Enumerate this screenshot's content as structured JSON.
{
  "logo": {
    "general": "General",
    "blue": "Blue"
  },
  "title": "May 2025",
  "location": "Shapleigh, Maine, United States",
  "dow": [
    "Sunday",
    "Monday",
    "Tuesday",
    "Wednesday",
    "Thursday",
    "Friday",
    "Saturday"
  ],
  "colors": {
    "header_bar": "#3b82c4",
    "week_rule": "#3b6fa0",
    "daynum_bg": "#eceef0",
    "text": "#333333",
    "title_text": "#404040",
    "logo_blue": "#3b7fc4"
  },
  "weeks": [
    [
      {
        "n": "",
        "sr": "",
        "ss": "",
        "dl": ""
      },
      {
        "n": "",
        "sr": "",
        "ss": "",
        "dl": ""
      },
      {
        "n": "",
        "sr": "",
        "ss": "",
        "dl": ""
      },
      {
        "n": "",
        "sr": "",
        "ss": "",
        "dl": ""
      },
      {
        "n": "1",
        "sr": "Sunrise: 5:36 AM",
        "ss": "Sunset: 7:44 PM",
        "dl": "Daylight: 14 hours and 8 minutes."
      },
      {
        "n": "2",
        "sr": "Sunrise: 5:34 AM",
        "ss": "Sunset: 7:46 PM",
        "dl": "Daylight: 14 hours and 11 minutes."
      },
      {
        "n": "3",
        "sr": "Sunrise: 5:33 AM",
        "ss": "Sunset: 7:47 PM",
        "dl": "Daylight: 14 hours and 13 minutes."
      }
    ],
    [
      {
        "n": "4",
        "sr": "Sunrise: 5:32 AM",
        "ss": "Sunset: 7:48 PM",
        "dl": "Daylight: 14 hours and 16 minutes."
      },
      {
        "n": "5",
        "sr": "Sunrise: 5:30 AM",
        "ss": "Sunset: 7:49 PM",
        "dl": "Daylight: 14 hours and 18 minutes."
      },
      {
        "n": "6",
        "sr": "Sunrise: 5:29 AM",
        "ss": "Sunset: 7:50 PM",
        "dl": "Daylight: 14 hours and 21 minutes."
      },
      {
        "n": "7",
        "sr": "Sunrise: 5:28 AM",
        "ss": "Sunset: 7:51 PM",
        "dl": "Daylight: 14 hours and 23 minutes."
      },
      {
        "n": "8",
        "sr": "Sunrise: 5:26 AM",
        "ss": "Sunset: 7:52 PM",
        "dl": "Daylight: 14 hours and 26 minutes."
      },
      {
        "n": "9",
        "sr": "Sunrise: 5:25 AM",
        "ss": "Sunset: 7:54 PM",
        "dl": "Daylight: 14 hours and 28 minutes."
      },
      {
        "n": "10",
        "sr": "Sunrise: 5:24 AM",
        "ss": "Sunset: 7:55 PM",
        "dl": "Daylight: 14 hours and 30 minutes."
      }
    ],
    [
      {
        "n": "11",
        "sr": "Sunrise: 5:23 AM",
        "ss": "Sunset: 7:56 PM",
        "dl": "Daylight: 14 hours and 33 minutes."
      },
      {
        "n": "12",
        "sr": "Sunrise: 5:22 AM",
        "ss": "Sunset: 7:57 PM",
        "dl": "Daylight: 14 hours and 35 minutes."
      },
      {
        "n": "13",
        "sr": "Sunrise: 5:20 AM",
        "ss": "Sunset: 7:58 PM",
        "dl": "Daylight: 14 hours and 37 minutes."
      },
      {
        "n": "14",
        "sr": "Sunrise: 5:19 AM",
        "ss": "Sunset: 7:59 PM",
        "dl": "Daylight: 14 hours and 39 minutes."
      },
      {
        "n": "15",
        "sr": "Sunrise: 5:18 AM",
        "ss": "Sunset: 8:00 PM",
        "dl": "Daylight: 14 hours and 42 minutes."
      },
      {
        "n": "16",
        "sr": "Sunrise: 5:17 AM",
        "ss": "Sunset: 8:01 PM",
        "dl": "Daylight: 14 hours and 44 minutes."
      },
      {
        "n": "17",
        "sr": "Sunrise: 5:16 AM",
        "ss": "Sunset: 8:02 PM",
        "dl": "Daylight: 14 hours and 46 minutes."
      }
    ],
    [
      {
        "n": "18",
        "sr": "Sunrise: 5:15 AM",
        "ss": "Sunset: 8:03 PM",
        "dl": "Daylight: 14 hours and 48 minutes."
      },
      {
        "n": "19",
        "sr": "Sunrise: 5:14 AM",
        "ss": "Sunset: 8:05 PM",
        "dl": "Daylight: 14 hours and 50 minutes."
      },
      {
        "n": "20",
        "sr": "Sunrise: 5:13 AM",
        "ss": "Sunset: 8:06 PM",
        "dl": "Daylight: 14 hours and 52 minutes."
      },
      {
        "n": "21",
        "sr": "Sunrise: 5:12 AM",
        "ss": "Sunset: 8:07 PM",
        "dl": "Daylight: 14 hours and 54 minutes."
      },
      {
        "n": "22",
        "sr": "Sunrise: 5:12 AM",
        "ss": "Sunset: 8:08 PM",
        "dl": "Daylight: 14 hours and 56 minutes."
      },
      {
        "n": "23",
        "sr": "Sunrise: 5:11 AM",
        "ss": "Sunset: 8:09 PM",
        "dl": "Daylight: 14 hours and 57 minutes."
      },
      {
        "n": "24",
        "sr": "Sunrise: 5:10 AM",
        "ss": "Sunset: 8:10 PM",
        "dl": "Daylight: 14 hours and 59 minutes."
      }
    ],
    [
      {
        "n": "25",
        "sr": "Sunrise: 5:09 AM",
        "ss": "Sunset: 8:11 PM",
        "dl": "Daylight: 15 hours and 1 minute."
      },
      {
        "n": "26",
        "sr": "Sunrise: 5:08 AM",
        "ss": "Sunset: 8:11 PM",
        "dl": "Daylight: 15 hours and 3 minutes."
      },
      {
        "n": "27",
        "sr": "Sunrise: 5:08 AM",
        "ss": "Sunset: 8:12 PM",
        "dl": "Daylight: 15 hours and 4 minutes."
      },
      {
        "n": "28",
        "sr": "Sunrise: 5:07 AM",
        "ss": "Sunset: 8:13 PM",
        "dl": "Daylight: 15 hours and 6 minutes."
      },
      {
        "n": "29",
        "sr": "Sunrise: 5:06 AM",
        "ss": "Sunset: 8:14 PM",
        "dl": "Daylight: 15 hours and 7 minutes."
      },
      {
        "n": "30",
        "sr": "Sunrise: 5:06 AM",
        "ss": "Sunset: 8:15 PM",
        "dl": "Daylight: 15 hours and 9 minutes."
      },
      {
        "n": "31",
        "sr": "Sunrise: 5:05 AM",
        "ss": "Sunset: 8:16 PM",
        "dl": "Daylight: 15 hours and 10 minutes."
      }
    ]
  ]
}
__________________________________________________
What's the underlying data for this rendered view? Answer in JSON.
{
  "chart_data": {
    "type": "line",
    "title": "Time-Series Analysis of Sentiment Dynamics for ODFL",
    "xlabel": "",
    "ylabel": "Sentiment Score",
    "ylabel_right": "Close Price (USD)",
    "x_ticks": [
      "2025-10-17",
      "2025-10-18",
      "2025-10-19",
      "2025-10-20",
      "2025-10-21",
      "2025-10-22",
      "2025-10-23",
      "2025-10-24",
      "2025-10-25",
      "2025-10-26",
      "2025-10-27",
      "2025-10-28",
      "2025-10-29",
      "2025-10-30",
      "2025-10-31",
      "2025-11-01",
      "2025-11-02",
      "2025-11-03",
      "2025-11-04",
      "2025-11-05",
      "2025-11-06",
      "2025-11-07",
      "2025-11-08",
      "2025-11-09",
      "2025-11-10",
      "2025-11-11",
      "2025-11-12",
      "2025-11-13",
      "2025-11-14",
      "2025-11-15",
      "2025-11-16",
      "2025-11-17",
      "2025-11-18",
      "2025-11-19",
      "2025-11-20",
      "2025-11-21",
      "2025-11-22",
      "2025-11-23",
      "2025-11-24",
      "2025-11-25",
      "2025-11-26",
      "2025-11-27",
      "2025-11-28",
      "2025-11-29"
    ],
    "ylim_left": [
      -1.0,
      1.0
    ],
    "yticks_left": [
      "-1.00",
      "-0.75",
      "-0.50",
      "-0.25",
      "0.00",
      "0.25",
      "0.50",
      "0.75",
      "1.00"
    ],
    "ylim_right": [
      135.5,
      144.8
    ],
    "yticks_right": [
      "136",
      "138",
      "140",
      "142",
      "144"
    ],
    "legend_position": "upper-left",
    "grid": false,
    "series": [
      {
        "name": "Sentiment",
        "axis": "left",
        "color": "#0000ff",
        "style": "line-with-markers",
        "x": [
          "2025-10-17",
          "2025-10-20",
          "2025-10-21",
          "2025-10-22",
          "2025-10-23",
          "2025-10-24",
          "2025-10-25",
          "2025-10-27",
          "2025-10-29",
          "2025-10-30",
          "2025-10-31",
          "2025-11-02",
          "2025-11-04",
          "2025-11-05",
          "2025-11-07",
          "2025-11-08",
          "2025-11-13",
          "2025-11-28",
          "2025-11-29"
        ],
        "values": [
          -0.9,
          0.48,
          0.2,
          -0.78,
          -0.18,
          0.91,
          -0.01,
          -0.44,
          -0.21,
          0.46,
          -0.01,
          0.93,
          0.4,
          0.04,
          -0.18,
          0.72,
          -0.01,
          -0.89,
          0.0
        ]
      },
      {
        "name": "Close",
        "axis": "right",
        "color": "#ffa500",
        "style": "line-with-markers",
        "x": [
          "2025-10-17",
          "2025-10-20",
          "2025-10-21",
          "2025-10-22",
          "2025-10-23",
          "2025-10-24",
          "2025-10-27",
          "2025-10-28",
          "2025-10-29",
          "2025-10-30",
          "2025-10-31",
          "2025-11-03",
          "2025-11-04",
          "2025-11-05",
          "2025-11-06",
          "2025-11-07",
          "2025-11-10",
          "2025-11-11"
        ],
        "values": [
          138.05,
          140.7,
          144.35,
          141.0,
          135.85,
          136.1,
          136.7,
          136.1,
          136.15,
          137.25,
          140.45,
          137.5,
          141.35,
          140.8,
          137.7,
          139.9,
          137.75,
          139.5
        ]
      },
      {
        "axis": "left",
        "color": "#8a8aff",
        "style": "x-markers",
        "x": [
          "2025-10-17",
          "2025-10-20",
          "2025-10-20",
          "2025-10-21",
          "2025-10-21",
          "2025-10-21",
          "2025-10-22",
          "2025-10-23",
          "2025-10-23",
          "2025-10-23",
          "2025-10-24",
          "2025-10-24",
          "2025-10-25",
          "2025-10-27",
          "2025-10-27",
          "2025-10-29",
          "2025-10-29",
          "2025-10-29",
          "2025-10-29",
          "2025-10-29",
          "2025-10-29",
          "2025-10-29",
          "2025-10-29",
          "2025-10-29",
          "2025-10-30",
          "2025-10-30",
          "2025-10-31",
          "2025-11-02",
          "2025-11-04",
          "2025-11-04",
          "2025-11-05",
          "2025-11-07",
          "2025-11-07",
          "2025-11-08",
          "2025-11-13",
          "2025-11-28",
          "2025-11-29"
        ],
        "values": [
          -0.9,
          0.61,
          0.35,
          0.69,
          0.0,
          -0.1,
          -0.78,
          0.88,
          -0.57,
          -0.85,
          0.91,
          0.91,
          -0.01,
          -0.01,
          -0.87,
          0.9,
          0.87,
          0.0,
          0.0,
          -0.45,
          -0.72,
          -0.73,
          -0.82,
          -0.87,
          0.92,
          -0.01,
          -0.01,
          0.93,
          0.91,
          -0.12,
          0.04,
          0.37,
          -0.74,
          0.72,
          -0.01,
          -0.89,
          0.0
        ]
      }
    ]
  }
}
__________________________________________________
* GOAL *
Which lines hold the word "this"? Return all of them from the records above.

* CORRECT RESULT *
Enumerate this screenshot's content as structured JSON.
What's the underlying data for this rendered view? Answer in JSON.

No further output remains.